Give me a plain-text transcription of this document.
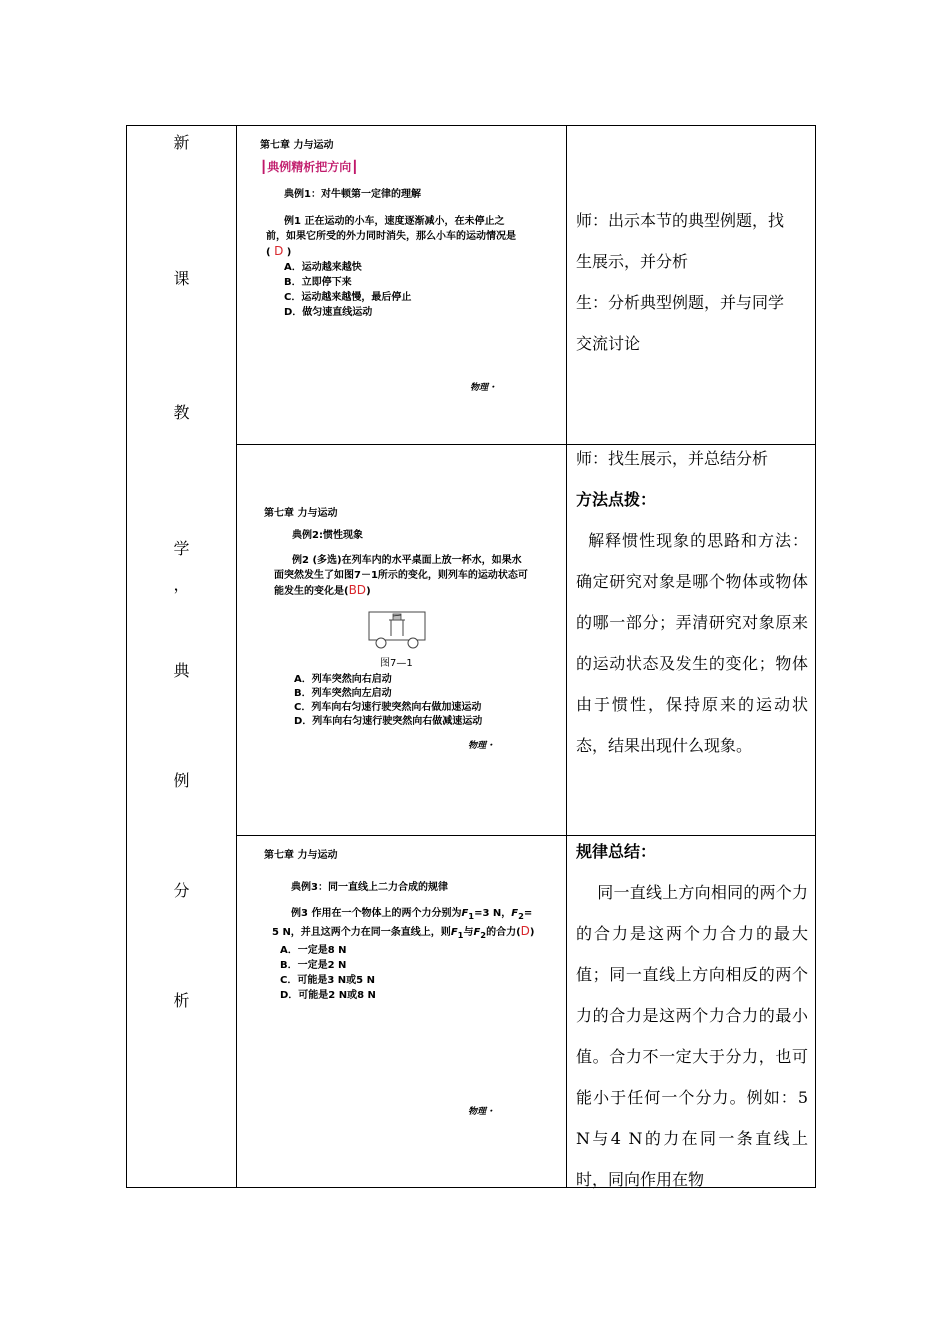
新
课
教
学
，
典
例
分
析
第七章 力与运动
┃典例精析把方向┃
典例1：对牛顿第一定律的理解
例1 正在运动的小车，速度逐渐减小，在未停止之
前，如果它所受的外力同时消失，那么小车的运动情况是
( D )
A．运动越来越快
B．立即停下来
C．运动越来越慢，最后停止
D．做匀速直线运动
物理・
第七章 力与运动
典例2:惯性现象
例2 (多选)在列车内的水平桌面上放一杯水，如果水
面突然发生了如图7－1所示的变化，则列车的运动状态可
能发生的变化是(BD)
图7—1
A．列车突然向右启动
B．列车突然向左启动
C．列车向右匀速行驶突然向右做加速运动
D．列车向右匀速行驶突然向右做减速运动
物理・
第七章 力与运动
典例3：同一直线上二力合成的规律
例3 作用在一个物体上的两个力分别为$F_1=3$ N，$F_2=$
5 N，并且这两个力在同一条直线上，则$F_1$与$F_2$的合力(D)
A．一定是8 N
B．一定是2 N
C．可能是3 N或5 N
D．可能是2 N或8 N
物理・

师：出示本节的典型例题，找

生展示，并分析

生：分析典型例题，并与同学

交流讨论

师：找生展示，并总结分析

方法点拨：

解释惯性现象的思路和方法：确定研究对象是哪个物体或物体的哪一部分；弄清研究对象原来的运动状态及发生的变化；物体由于惯性，保持原来的运动状态，结果出现什么现象。

规律总结：

同一直线上方向相同的两个力的合力是这两个力合力的最大值；同一直线上方向相反的两个力的合力是这两个力合力的最小值。合力不一定大于分力，也可能小于任何一个分力。例如：5 N与4 N的力在同一条直线上时，同向作用在物
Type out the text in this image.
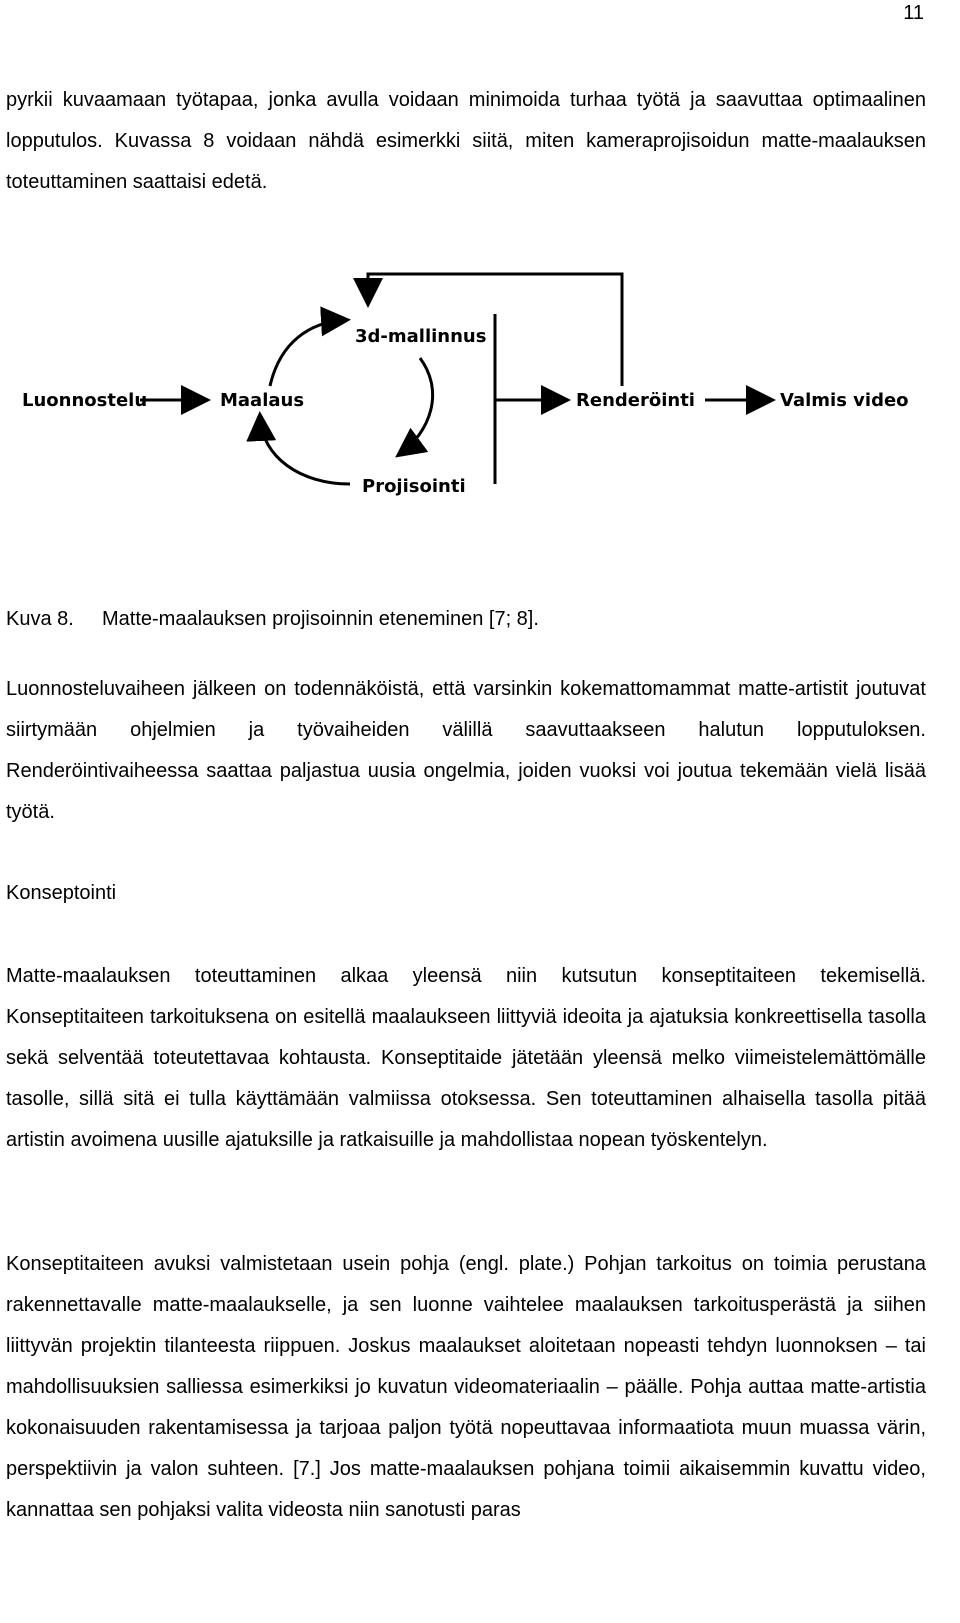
11

pyrkii kuvaamaan työtapaa, jonka avulla voidaan minimoida turhaa työtä ja saavuttaa optimaalinen lopputulos. Kuvassa 8 voidaan nähdä esimerkki siitä, miten kameraprojisoidun matte-maalauksen toteuttaminen saattaisi edetä.

Luonnostelu	Maalaus
3d-mallinnus
Projisointi
Renderöinti	Valmis video

Kuva 8. Matte-maalauksen projisoinnin eteneminen [7; 8].

Luonnosteluvaiheen jälkeen on todennäköistä, että varsinkin kokemattomammat matte-artistit joutuvat siirtymään ohjelmien ja työvaiheiden välillä saavuttaakseen halutun lopputuloksen. Renderöintivaiheessa saattaa paljastua uusia ongelmia, joiden vuoksi voi joutua tekemään vielä lisää työtä.

Konseptointi

Matte-maalauksen toteuttaminen alkaa yleensä niin kutsutun konseptitaiteen tekemisellä. Konseptitaiteen tarkoituksena on esitellä maalaukseen liittyviä ideoita ja ajatuksia konkreettisella tasolla sekä selventää toteutettavaa kohtausta. Konseptitaide jätetään yleensä melko viimeistelemättömälle tasolle, sillä sitä ei tulla käyttämään valmiissa otoksessa. Sen toteuttaminen alhaisella tasolla pitää artistin avoimena uusille ajatuksille ja ratkaisuille ja mahdollistaa nopean työskentelyn.

Konseptitaiteen avuksi valmistetaan usein pohja (engl. plate.) Pohjan tarkoitus on toimia perustana rakennettavalle matte-maalaukselle, ja sen luonne vaihtelee maalauksen tarkoitusperästä ja siihen liittyvän projektin tilanteesta riippuen. Joskus maalaukset aloitetaan nopeasti tehdyn luonnoksen – tai mahdollisuuksien salliessa esimerkiksi jo kuvatun videomateriaalin – päälle. Pohja auttaa matte-artistia kokonaisuuden rakentamisessa ja tarjoaa paljon työtä nopeuttavaa informaatiota muun muassa värin, perspektiivin ja valon suhteen. [7.] Jos matte-maalauksen pohjana toimii aikaisemmin kuvattu video, kannattaa sen pohjaksi valita videosta niin sanotusti paras
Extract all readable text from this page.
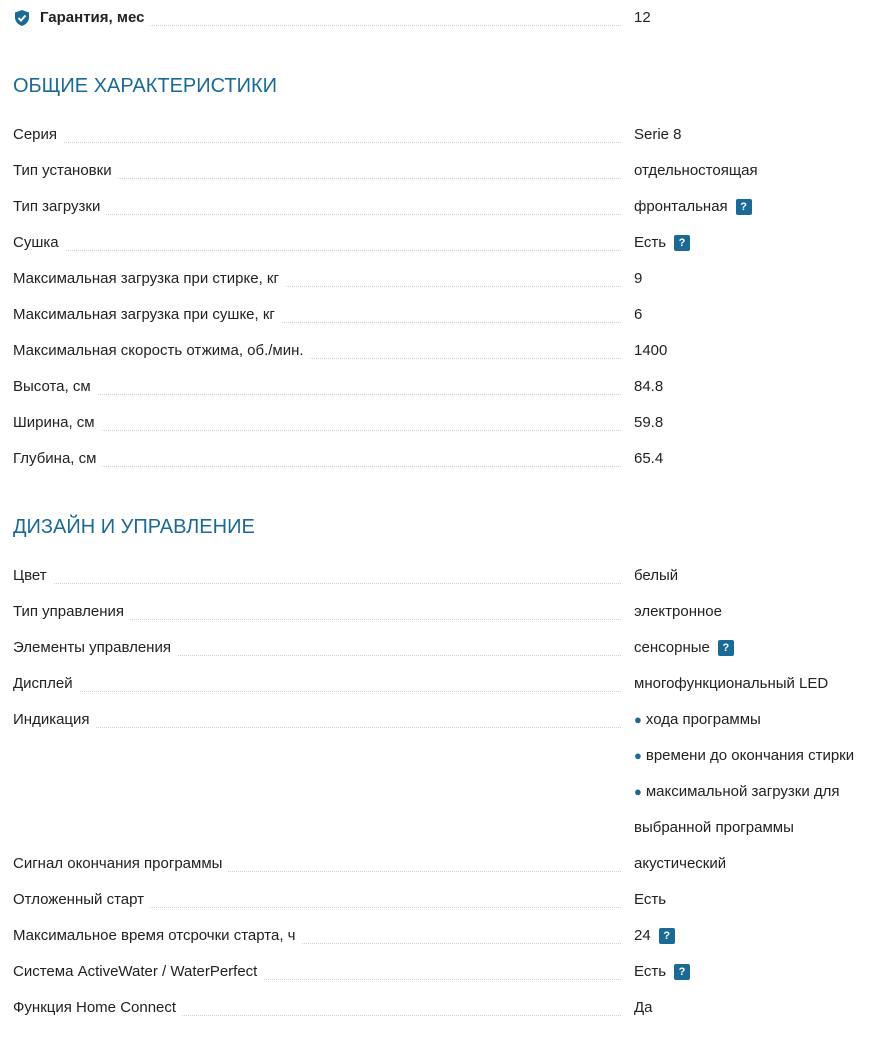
Гарантия, мес	12
ОБЩИЕ ХАРАКТЕРИСТИКИ
Серия	Serie 8
Тип установки	отдельностоящая
Тип загрузки	фронтальная ?
Сушка	Есть ?
Максимальная загрузка при стирке, кг	9
Максимальная загрузка при сушке, кг	6
Максимальная скорость отжима, об./мин.	1400
Высота, см	84.8
Ширина, см	59.8
Глубина, см	65.4
ДИЗАЙН И УПРАВЛЕНИЕ
Цвет	белый
Тип управления	электронное
Элементы управления	сенсорные ?
Дисплей	многофункциональный LED
Индикация	● хода программы
● времени до окончания стирки
● максимальной загрузки для
выбранной программы
Сигнал окончания программы	акустический
Отложенный старт	Есть
Максимальное время отсрочки старта, ч	24 ?
Система ActiveWater / WaterPerfect	Есть ?
Функция Home Connect	Да
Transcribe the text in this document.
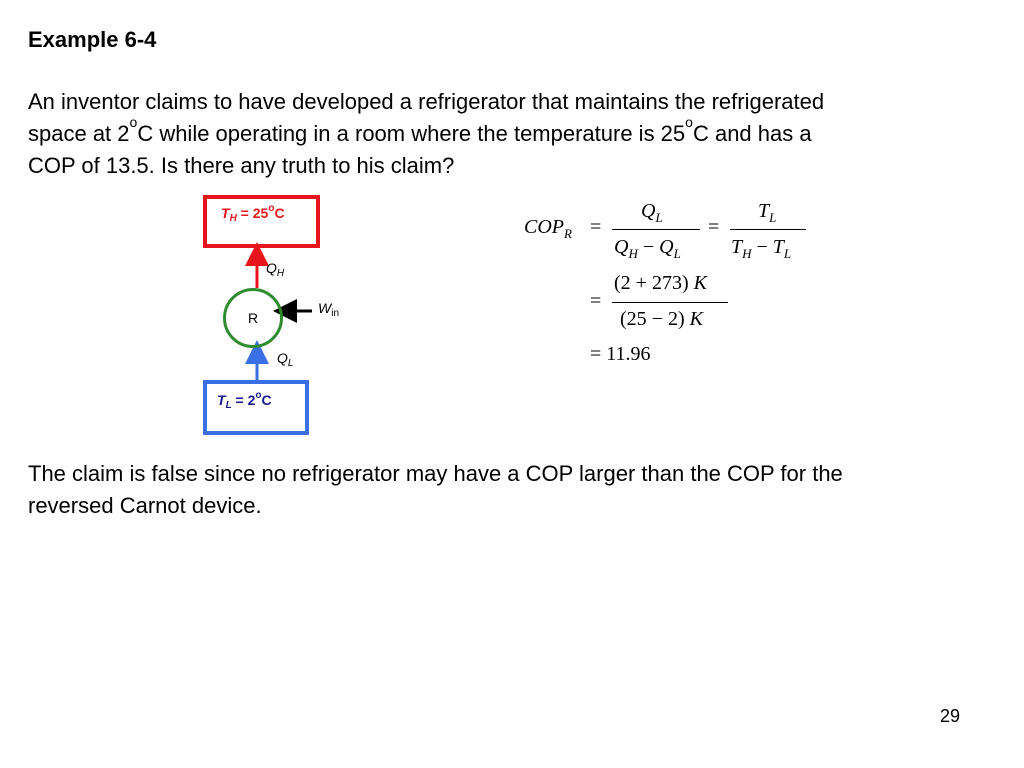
Example 6-4
An inventor claims to have developed a refrigerator that maintains the refrigerated
space at 2$^o$C while operating in a room where the temperature is 25$^o$C and has a
COP of 13.5. Is there any truth to his claim?
$T_H = 25^oC$
R
$T_L = 2^oC$
$Q_H$
$Q_L$
$W_{in}$
$COP_R$ =
$Q_L$
$Q_H - Q_L$
=
$T_L$
$T_H - T_L$
=
(2 + 273) K
(25 − 2) K
= 11.96
The claim is false since no refrigerator may have a COP larger than the COP for the
reversed Carnot device.
29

○ ○ ○ ○ ○

▶ _Instruction_:
Look through the entries above and report each line where the string "программы" occurs.

▶ _The solution_:
Индикация	● хода программы
выбранной программы
Сигнал окончания программы	акустический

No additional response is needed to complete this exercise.